■ **WHAT YOU ARE ASKED TO DO**: For the records that follow, work out how many lines include "beds" and give only that count.

[Start of section]

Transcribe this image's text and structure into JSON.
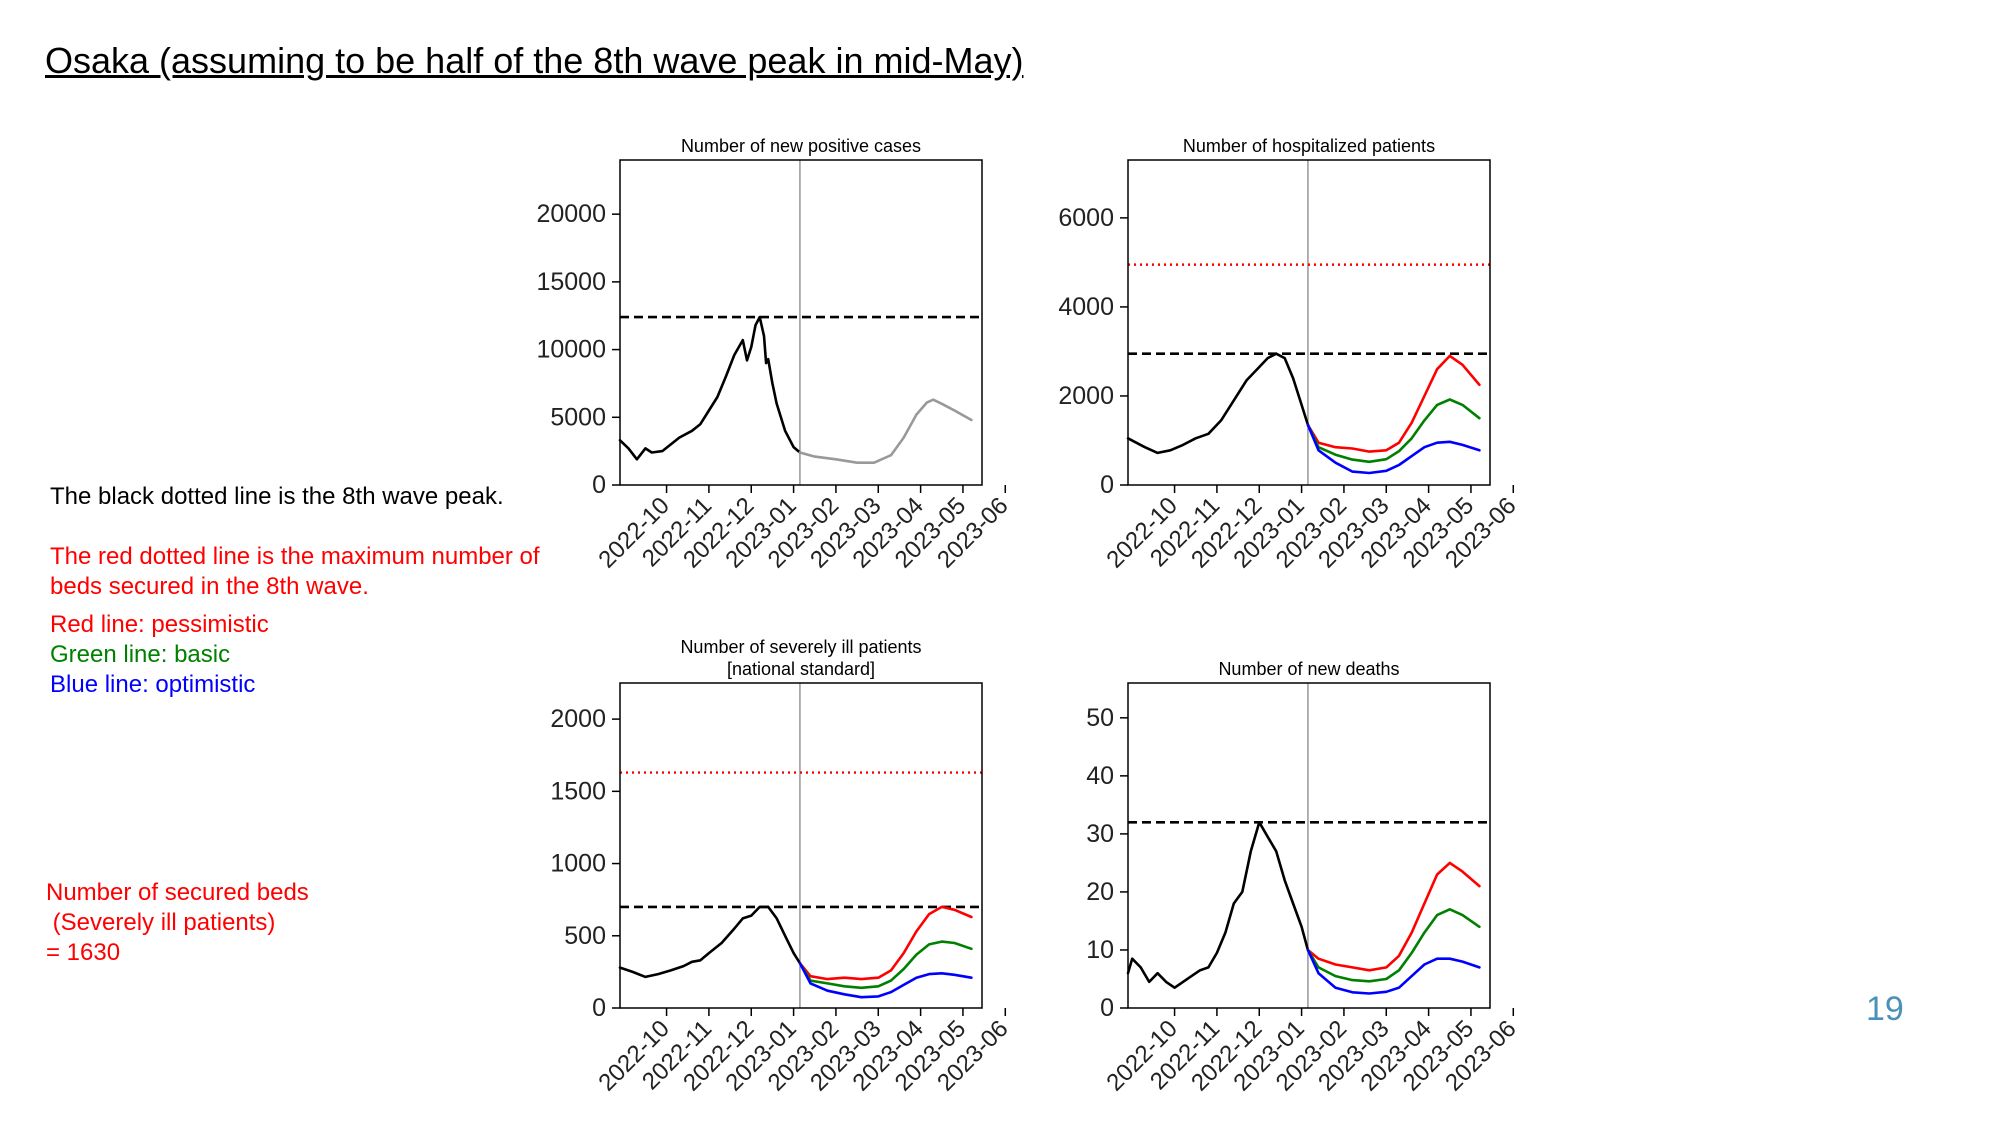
{
  "slide": {
    "title": "Osaka (assuming to be half of the 8th wave peak in mid-May)",
    "note_black": "The black dotted line is the 8th wave peak.",
    "note_red": "The red dotted line is the maximum number of beds secured in the 8th wave.",
    "legend": {
      "red": "Red line: pessimistic",
      "green": "Green line: basic",
      "blue": "Blue line: optimistic"
    },
    "beds_note": "Number of secured beds\n (Severely ill patients)\n= 1630",
    "page_number": "19"
  },
  "colors": {
    "black": "#000000",
    "red": "#ff0000",
    "green": "#008000",
    "blue": "#0000ff",
    "gray": "#999999"
  },
  "chart_data": [
    {
      "id": "cases",
      "type": "line",
      "title": [
        "Number of new positive cases"
      ],
      "x_ticks": [
        "2022-10",
        "2022-11",
        "2022-12",
        "2023-01",
        "2023-02",
        "2023-03",
        "2023-04",
        "2023-05",
        "2023-06"
      ],
      "ylim": [
        0,
        24000
      ],
      "y_ticks": [
        0,
        5000,
        10000,
        15000,
        20000
      ],
      "vline": 4.15,
      "hlines": [
        {
          "y": 12400,
          "color": "black",
          "style": "dashed"
        }
      ],
      "series": [
        {
          "color": "black",
          "points": [
            [
              -0.1,
              3300
            ],
            [
              0.1,
              2700
            ],
            [
              0.3,
              1900
            ],
            [
              0.5,
              2700
            ],
            [
              0.65,
              2400
            ],
            [
              0.9,
              2500
            ],
            [
              1.1,
              3000
            ],
            [
              1.3,
              3500
            ],
            [
              1.6,
              4000
            ],
            [
              1.8,
              4500
            ],
            [
              2.0,
              5500
            ],
            [
              2.2,
              6500
            ],
            [
              2.4,
              8000
            ],
            [
              2.6,
              9600
            ],
            [
              2.8,
              10700
            ],
            [
              2.9,
              9200
            ],
            [
              3.0,
              10200
            ],
            [
              3.1,
              11800
            ],
            [
              3.2,
              12400
            ],
            [
              3.3,
              11000
            ],
            [
              3.35,
              9000
            ],
            [
              3.4,
              9300
            ],
            [
              3.5,
              7500
            ],
            [
              3.6,
              6000
            ],
            [
              3.8,
              4000
            ],
            [
              4.0,
              2800
            ],
            [
              4.15,
              2400
            ]
          ]
        },
        {
          "color": "gray",
          "points": [
            [
              4.15,
              2400
            ],
            [
              4.5,
              2100
            ],
            [
              5.0,
              1900
            ],
            [
              5.5,
              1650
            ],
            [
              5.9,
              1650
            ],
            [
              6.3,
              2200
            ],
            [
              6.6,
              3500
            ],
            [
              6.9,
              5200
            ],
            [
              7.15,
              6100
            ],
            [
              7.3,
              6300
            ],
            [
              7.5,
              6000
            ],
            [
              7.8,
              5500
            ],
            [
              8.2,
              4800
            ]
          ]
        }
      ]
    },
    {
      "id": "hospitalized",
      "type": "line",
      "title": [
        "Number of hospitalized patients"
      ],
      "x_ticks": [
        "2022-10",
        "2022-11",
        "2022-12",
        "2023-01",
        "2023-02",
        "2023-03",
        "2023-04",
        "2023-05",
        "2023-06"
      ],
      "ylim": [
        0,
        7300
      ],
      "y_ticks": [
        0,
        2000,
        4000,
        6000
      ],
      "vline": 4.15,
      "hlines": [
        {
          "y": 4950,
          "color": "red",
          "style": "dotted"
        },
        {
          "y": 2950,
          "color": "black",
          "style": "dashed"
        }
      ],
      "series": [
        {
          "color": "black",
          "points": [
            [
              -0.1,
              1050
            ],
            [
              0.3,
              850
            ],
            [
              0.6,
              720
            ],
            [
              0.9,
              780
            ],
            [
              1.2,
              900
            ],
            [
              1.5,
              1050
            ],
            [
              1.8,
              1150
            ],
            [
              2.1,
              1450
            ],
            [
              2.4,
              1900
            ],
            [
              2.7,
              2350
            ],
            [
              3.0,
              2650
            ],
            [
              3.2,
              2850
            ],
            [
              3.4,
              2950
            ],
            [
              3.6,
              2850
            ],
            [
              3.8,
              2400
            ],
            [
              4.0,
              1800
            ],
            [
              4.15,
              1350
            ]
          ]
        },
        {
          "color": "red",
          "points": [
            [
              4.15,
              1350
            ],
            [
              4.4,
              950
            ],
            [
              4.8,
              850
            ],
            [
              5.2,
              820
            ],
            [
              5.6,
              750
            ],
            [
              6.0,
              780
            ],
            [
              6.3,
              950
            ],
            [
              6.6,
              1400
            ],
            [
              6.9,
              2000
            ],
            [
              7.2,
              2600
            ],
            [
              7.5,
              2900
            ],
            [
              7.8,
              2700
            ],
            [
              8.2,
              2250
            ]
          ]
        },
        {
          "color": "green",
          "points": [
            [
              4.15,
              1350
            ],
            [
              4.4,
              850
            ],
            [
              4.8,
              680
            ],
            [
              5.2,
              570
            ],
            [
              5.6,
              520
            ],
            [
              6.0,
              580
            ],
            [
              6.3,
              760
            ],
            [
              6.6,
              1050
            ],
            [
              6.9,
              1450
            ],
            [
              7.2,
              1800
            ],
            [
              7.5,
              1920
            ],
            [
              7.8,
              1800
            ],
            [
              8.2,
              1500
            ]
          ]
        },
        {
          "color": "blue",
          "points": [
            [
              4.15,
              1350
            ],
            [
              4.4,
              780
            ],
            [
              4.8,
              500
            ],
            [
              5.2,
              300
            ],
            [
              5.6,
              270
            ],
            [
              6.0,
              320
            ],
            [
              6.3,
              450
            ],
            [
              6.6,
              650
            ],
            [
              6.9,
              850
            ],
            [
              7.2,
              950
            ],
            [
              7.5,
              970
            ],
            [
              7.8,
              900
            ],
            [
              8.2,
              780
            ]
          ]
        }
      ]
    },
    {
      "id": "severe",
      "type": "line",
      "title": [
        "Number of severely ill patients",
        "[national standard]"
      ],
      "x_ticks": [
        "2022-10",
        "2022-11",
        "2022-12",
        "2023-01",
        "2023-02",
        "2023-03",
        "2023-04",
        "2023-05",
        "2023-06"
      ],
      "ylim": [
        0,
        2250
      ],
      "y_ticks": [
        0,
        500,
        1000,
        1500,
        2000
      ],
      "vline": 4.15,
      "hlines": [
        {
          "y": 1630,
          "color": "red",
          "style": "dotted"
        },
        {
          "y": 700,
          "color": "black",
          "style": "dashed"
        }
      ],
      "series": [
        {
          "color": "black",
          "points": [
            [
              -0.1,
              280
            ],
            [
              0.2,
              250
            ],
            [
              0.5,
              215
            ],
            [
              0.8,
              235
            ],
            [
              1.1,
              260
            ],
            [
              1.4,
              290
            ],
            [
              1.6,
              320
            ],
            [
              1.8,
              330
            ],
            [
              2.0,
              380
            ],
            [
              2.3,
              450
            ],
            [
              2.6,
              550
            ],
            [
              2.8,
              620
            ],
            [
              3.0,
              640
            ],
            [
              3.2,
              700
            ],
            [
              3.4,
              700
            ],
            [
              3.6,
              620
            ],
            [
              3.8,
              500
            ],
            [
              4.0,
              380
            ],
            [
              4.15,
              310
            ]
          ]
        },
        {
          "color": "red",
          "points": [
            [
              4.15,
              310
            ],
            [
              4.4,
              220
            ],
            [
              4.8,
              200
            ],
            [
              5.2,
              210
            ],
            [
              5.6,
              200
            ],
            [
              6.0,
              210
            ],
            [
              6.3,
              260
            ],
            [
              6.6,
              380
            ],
            [
              6.9,
              530
            ],
            [
              7.2,
              650
            ],
            [
              7.5,
              700
            ],
            [
              7.8,
              680
            ],
            [
              8.2,
              630
            ]
          ]
        },
        {
          "color": "green",
          "points": [
            [
              4.15,
              310
            ],
            [
              4.4,
              190
            ],
            [
              4.8,
              170
            ],
            [
              5.2,
              150
            ],
            [
              5.6,
              140
            ],
            [
              6.0,
              150
            ],
            [
              6.3,
              190
            ],
            [
              6.6,
              270
            ],
            [
              6.9,
              370
            ],
            [
              7.2,
              440
            ],
            [
              7.5,
              460
            ],
            [
              7.8,
              450
            ],
            [
              8.2,
              410
            ]
          ]
        },
        {
          "color": "blue",
          "points": [
            [
              4.15,
              310
            ],
            [
              4.4,
              170
            ],
            [
              4.8,
              120
            ],
            [
              5.2,
              95
            ],
            [
              5.6,
              75
            ],
            [
              6.0,
              80
            ],
            [
              6.3,
              110
            ],
            [
              6.6,
              160
            ],
            [
              6.9,
              210
            ],
            [
              7.2,
              235
            ],
            [
              7.5,
              240
            ],
            [
              7.8,
              230
            ],
            [
              8.2,
              210
            ]
          ]
        }
      ]
    },
    {
      "id": "deaths",
      "type": "line",
      "title": [
        "Number of new deaths"
      ],
      "x_ticks": [
        "2022-10",
        "2022-11",
        "2022-12",
        "2023-01",
        "2023-02",
        "2023-03",
        "2023-04",
        "2023-05",
        "2023-06"
      ],
      "ylim": [
        0,
        56
      ],
      "y_ticks": [
        0,
        10,
        20,
        30,
        40,
        50
      ],
      "vline": 4.15,
      "hlines": [
        {
          "y": 32,
          "color": "black",
          "style": "dashed"
        }
      ],
      "series": [
        {
          "color": "black",
          "points": [
            [
              -0.1,
              6
            ],
            [
              0.0,
              8.5
            ],
            [
              0.2,
              7
            ],
            [
              0.4,
              4.5
            ],
            [
              0.6,
              6
            ],
            [
              0.8,
              4.5
            ],
            [
              1.0,
              3.5
            ],
            [
              1.2,
              4.5
            ],
            [
              1.4,
              5.5
            ],
            [
              1.6,
              6.5
            ],
            [
              1.8,
              7
            ],
            [
              2.0,
              9.5
            ],
            [
              2.2,
              13
            ],
            [
              2.4,
              18
            ],
            [
              2.6,
              20
            ],
            [
              2.8,
              27
            ],
            [
              3.0,
              32
            ],
            [
              3.2,
              29.5
            ],
            [
              3.4,
              27
            ],
            [
              3.6,
              22
            ],
            [
              3.8,
              18
            ],
            [
              4.0,
              14
            ],
            [
              4.15,
              10
            ]
          ]
        },
        {
          "color": "red",
          "points": [
            [
              4.15,
              10
            ],
            [
              4.4,
              8.5
            ],
            [
              4.8,
              7.5
            ],
            [
              5.2,
              7
            ],
            [
              5.6,
              6.5
            ],
            [
              6.0,
              7
            ],
            [
              6.3,
              9
            ],
            [
              6.6,
              13
            ],
            [
              6.9,
              18
            ],
            [
              7.2,
              23
            ],
            [
              7.5,
              25
            ],
            [
              7.8,
              23.5
            ],
            [
              8.2,
              21
            ]
          ]
        },
        {
          "color": "green",
          "points": [
            [
              4.15,
              10
            ],
            [
              4.4,
              7
            ],
            [
              4.8,
              5.5
            ],
            [
              5.2,
              4.8
            ],
            [
              5.6,
              4.6
            ],
            [
              6.0,
              5
            ],
            [
              6.3,
              6.5
            ],
            [
              6.6,
              9.5
            ],
            [
              6.9,
              13
            ],
            [
              7.2,
              16
            ],
            [
              7.5,
              17
            ],
            [
              7.8,
              16
            ],
            [
              8.2,
              14
            ]
          ]
        },
        {
          "color": "blue",
          "points": [
            [
              4.15,
              10
            ],
            [
              4.4,
              6
            ],
            [
              4.8,
              3.5
            ],
            [
              5.2,
              2.7
            ],
            [
              5.6,
              2.5
            ],
            [
              6.0,
              2.8
            ],
            [
              6.3,
              3.5
            ],
            [
              6.6,
              5.5
            ],
            [
              6.9,
              7.5
            ],
            [
              7.2,
              8.5
            ],
            [
              7.5,
              8.5
            ],
            [
              7.8,
              8
            ],
            [
              8.2,
              7
            ]
          ]
        }
      ]
    }
  ]
}
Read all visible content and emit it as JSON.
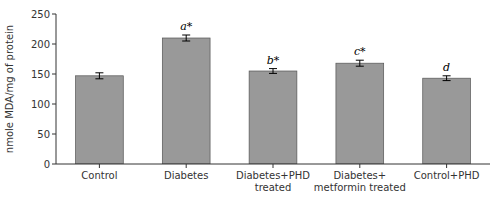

[End of section]

■ **WRITTEN ANSWER**: 2